=== WHAT YOU WILL DO ===
Copy every line of the material below word for word.

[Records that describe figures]
*-*-*

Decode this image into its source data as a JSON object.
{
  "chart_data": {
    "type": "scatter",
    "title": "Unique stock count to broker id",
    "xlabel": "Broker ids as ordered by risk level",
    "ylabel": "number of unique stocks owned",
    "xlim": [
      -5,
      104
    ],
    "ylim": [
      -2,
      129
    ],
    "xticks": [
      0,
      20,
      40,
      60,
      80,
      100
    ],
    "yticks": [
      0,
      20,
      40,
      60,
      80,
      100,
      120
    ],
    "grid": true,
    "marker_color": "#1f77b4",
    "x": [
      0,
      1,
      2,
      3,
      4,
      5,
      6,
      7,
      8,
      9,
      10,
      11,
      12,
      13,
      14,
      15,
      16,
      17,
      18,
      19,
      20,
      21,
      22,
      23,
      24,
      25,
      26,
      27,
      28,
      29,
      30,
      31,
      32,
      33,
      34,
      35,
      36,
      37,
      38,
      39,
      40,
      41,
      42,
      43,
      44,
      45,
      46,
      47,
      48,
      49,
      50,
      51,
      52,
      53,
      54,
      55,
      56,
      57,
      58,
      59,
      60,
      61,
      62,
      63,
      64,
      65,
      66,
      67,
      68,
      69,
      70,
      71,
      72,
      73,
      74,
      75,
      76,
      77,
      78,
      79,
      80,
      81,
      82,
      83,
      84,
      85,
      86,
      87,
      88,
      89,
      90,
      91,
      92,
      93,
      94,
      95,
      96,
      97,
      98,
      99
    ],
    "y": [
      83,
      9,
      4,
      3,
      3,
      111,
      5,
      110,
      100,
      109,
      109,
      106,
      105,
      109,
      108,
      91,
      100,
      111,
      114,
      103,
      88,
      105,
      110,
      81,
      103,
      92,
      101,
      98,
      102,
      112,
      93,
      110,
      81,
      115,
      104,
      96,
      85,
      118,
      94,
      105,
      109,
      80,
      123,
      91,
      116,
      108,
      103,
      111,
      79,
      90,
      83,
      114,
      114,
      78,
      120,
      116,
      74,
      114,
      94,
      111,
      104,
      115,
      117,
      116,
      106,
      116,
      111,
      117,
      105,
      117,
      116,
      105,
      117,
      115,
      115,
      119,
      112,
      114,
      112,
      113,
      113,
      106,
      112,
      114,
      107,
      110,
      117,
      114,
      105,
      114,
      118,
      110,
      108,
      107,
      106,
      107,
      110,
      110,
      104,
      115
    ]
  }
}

*-*-*

=== TASK SOLUTION ===
Decode this image into its source data as a JSON object.
{
  "chart_data": {
    "type": "scatter",
    "title": "Unique stock count to broker id",
    "xlabel": "Broker ids as ordered by risk level",
    "ylabel": "number of unique stocks owned",
    "xlim": [
      -5,
      104
    ],
    "ylim": [
      -2,
      129
    ],
    "xticks": [
      0,
      20,
      40,
      60,
      80,
      100
    ],
    "yticks": [
      0,
      20,
      40,
      60,
      80,
      100,
      120
    ],
    "grid": true,
    "marker_color": "#1f77b4",
    "x": [
      0,
      1,
      2,
      3,
      4,
      5,
      6,
      7,
      8,
      9,
      10,
      11,
      12,
      13,
      14,
      15,
      16,
      17,
      18,
      19,
      20,
      21,
      22,
      23,
      24,
      25,
      26,
      27,
      28,
      29,
      30,
      31,
      32,
      33,
      34,
      35,
      36,
      37,
      38,
      39,
      40,
      41,
      42,
      43,
      44,
      45,
      46,
      47,
      48,
      49,
      50,
      51,
      52,
      53,
      54,
      55,
      56,
      57,
      58,
      59,
      60,
      61,
      62,
      63,
      64,
      65,
      66,
      67,
      68,
      69,
      70,
      71,
      72,
      73,
      74,
      75,
      76,
      77,
      78,
      79,
      80,
      81,
      82,
      83,
      84,
      85,
      86,
      87,
      88,
      89,
      90,
      91,
      92,
      93,
      94,
      95,
      96,
      97,
      98,
      99
    ],
    "y": [
      83,
      9,
      4,
      3,
      3,
      111,
      5,
      110,
      100,
      109,
      109,
      106,
      105,
      109,
      108,
      91,
      100,
      111,
      114,
      103,
      88,
      105,
      110,
      81,
      103,
      92,
      101,
      98,
      102,
      112,
      93,
      110,
      81,
      115,
      104,
      96,
      85,
      118,
      94,
      105,
      109,
      80,
      123,
      91,
      116,
      108,
      103,
      111,
      79,
      90,
      83,
      114,
      114,
      78,
      120,
      116,
      74,
      114,
      94,
      111,
      104,
      115,
      117,
      116,
      106,
      116,
      111,
      117,
      105,
      117,
      116,
      105,
      117,
      115,
      115,
      119,
      112,
      114,
      112,
      113,
      113,
      106,
      112,
      114,
      107,
      110,
      117,
      114,
      105,
      114,
      118,
      110,
      108,
      107,
      106,
      107,
      110,
      110,
      104,
      115
    ]
  }
}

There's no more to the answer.